> Data rows
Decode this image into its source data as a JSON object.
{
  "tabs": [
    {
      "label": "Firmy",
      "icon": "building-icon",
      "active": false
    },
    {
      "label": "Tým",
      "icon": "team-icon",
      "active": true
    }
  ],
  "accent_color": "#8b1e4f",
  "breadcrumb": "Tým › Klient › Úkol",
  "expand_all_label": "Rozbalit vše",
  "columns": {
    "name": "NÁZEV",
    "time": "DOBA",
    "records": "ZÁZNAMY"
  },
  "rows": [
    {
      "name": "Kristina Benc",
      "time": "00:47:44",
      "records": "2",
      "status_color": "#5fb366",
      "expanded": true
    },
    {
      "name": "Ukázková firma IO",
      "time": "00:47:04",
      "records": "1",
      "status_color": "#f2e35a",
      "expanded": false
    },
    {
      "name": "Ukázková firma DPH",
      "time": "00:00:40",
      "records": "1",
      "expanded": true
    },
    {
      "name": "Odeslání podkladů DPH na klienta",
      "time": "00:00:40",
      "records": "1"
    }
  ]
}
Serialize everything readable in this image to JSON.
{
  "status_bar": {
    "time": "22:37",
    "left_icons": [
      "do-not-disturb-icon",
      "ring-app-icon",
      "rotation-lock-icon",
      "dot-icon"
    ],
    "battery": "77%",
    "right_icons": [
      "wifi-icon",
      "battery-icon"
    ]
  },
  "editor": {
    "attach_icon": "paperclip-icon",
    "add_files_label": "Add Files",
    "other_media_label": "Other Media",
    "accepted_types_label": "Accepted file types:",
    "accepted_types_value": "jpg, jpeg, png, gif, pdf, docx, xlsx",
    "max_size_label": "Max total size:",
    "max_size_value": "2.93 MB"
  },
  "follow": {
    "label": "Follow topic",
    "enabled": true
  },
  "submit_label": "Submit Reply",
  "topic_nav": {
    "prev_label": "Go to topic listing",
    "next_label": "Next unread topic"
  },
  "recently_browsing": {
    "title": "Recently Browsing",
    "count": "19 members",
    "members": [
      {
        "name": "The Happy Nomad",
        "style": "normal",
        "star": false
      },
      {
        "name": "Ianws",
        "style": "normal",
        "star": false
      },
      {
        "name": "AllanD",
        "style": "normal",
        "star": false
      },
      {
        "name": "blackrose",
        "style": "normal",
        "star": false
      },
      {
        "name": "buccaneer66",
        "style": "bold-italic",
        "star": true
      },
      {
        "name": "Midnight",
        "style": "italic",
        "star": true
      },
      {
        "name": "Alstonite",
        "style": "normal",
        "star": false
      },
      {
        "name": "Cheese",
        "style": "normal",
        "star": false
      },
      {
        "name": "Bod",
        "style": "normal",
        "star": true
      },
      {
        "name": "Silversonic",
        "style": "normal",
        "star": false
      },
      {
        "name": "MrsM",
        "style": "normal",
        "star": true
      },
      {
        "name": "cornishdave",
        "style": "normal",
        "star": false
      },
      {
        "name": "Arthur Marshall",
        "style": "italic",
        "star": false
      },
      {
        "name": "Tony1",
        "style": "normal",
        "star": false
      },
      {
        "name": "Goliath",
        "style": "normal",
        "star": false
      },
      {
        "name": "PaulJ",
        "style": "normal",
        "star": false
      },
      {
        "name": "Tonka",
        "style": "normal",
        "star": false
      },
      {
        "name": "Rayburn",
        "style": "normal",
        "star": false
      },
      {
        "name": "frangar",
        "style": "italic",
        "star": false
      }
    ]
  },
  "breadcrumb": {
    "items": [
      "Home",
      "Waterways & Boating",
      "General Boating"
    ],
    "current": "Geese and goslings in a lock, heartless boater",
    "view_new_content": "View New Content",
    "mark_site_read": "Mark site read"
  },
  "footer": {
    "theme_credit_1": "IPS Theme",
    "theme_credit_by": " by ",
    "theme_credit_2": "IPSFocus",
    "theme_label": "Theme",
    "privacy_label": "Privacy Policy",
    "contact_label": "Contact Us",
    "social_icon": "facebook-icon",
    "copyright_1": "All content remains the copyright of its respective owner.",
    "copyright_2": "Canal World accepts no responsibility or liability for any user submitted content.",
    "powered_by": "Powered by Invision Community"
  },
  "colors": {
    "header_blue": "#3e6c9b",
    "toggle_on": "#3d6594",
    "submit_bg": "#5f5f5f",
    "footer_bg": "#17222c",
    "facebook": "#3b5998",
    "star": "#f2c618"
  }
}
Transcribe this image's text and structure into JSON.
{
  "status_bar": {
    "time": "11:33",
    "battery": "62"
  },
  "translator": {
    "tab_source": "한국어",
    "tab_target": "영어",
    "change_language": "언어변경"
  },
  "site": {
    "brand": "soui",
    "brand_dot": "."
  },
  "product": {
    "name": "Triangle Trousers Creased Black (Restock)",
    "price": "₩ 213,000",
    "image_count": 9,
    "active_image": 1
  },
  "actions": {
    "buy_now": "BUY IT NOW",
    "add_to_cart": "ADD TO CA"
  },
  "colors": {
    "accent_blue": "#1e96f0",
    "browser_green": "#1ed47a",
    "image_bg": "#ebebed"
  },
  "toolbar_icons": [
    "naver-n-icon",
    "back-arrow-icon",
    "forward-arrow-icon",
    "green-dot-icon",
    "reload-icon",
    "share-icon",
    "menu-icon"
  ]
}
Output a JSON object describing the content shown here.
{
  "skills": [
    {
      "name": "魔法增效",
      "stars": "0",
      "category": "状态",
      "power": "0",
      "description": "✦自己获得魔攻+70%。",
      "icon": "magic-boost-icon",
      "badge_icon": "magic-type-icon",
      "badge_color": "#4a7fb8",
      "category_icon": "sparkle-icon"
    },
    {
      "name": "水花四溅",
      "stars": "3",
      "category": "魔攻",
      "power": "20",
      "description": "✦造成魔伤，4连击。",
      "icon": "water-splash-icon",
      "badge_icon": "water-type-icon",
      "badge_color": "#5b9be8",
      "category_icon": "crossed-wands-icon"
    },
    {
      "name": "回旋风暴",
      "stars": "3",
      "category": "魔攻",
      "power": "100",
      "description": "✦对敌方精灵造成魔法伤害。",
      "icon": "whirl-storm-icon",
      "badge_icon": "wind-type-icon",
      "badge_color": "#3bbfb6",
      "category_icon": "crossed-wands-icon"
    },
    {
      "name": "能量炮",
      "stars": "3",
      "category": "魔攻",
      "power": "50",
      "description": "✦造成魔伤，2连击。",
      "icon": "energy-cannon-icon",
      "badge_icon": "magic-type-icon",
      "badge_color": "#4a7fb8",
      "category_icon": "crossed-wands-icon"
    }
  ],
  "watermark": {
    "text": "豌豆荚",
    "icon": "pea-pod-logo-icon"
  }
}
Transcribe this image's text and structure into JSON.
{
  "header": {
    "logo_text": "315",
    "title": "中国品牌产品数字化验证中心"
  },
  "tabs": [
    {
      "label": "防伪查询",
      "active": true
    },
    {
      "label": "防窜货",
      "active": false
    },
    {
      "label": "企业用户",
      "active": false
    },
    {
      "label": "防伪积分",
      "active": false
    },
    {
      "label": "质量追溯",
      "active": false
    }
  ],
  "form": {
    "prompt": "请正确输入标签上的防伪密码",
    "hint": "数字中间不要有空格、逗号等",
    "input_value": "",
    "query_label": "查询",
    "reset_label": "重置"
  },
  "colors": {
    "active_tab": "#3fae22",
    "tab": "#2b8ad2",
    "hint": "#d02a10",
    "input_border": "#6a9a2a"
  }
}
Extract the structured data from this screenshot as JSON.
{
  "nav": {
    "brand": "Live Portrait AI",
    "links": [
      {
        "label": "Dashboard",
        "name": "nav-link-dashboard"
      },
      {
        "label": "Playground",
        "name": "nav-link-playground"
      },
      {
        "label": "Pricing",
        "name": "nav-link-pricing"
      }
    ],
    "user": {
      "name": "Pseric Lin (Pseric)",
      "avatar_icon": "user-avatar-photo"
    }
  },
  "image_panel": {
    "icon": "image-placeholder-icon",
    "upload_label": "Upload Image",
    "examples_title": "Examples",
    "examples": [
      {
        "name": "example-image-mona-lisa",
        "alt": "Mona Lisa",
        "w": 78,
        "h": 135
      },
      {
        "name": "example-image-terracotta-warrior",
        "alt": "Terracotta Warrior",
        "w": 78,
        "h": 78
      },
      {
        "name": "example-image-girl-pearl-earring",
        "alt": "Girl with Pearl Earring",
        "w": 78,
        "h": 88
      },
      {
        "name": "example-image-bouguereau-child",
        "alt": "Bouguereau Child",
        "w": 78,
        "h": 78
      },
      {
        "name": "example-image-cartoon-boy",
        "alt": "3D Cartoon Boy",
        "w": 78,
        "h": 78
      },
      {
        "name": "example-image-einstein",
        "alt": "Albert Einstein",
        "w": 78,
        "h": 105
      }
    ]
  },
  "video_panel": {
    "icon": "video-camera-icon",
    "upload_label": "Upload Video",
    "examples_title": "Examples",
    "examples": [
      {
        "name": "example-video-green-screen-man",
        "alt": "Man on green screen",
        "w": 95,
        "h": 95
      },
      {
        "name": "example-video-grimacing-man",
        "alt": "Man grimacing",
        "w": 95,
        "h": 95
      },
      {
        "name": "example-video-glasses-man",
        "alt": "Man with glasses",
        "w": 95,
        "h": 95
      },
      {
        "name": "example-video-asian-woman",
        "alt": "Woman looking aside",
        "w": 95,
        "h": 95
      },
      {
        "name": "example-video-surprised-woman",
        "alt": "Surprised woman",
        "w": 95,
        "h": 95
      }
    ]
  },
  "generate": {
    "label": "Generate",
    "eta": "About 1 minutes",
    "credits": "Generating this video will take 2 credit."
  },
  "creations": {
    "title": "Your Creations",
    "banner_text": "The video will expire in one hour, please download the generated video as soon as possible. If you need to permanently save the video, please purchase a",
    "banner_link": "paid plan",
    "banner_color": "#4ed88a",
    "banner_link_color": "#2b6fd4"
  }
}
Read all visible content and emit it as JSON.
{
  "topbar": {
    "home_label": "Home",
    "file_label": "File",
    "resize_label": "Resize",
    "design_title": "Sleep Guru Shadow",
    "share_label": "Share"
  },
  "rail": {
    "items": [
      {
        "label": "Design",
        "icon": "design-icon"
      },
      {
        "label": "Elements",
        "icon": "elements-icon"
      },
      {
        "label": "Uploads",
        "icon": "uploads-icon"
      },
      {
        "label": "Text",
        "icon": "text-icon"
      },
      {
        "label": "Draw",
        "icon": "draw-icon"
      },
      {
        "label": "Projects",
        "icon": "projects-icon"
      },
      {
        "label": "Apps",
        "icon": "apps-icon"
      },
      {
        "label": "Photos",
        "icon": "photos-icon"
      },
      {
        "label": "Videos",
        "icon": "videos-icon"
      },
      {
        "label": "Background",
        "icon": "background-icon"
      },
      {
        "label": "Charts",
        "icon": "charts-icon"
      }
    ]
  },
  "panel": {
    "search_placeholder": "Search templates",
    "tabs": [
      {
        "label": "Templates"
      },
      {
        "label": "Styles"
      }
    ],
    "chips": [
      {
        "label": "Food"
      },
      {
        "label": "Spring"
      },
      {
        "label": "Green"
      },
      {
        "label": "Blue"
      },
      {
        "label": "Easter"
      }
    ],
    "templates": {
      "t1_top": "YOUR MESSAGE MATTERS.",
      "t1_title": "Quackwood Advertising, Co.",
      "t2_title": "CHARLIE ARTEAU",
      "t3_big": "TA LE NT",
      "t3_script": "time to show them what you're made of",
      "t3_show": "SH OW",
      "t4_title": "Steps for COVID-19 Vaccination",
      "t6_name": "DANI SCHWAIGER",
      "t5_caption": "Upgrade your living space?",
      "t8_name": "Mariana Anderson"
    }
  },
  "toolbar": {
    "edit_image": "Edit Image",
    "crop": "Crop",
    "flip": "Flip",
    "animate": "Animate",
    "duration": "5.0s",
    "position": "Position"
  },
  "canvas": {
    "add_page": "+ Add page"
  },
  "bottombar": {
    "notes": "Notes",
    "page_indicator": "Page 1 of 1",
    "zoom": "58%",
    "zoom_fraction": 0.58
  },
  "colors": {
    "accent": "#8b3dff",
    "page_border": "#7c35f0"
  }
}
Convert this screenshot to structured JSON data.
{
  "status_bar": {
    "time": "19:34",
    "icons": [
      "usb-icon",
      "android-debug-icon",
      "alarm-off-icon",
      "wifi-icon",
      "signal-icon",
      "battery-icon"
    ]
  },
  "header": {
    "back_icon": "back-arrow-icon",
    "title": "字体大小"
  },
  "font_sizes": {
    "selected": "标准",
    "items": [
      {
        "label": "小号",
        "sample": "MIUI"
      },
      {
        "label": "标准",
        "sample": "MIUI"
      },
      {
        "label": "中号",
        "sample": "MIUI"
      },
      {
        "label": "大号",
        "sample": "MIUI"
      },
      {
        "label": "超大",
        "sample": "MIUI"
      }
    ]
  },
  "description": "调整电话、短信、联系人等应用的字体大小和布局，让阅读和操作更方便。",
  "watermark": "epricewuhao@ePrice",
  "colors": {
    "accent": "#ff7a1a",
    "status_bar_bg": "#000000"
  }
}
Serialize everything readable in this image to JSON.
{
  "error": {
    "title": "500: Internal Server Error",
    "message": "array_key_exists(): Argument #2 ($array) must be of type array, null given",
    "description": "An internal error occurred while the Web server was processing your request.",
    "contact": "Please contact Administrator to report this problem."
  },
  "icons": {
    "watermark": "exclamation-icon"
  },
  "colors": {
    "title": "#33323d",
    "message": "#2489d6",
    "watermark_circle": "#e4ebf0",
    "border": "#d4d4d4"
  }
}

> What you should do
Find the lines above that include the string "battery" and copy them.

> Written response
    "battery": "77%",
      "battery-icon"
    "battery": "62"
      "battery-icon"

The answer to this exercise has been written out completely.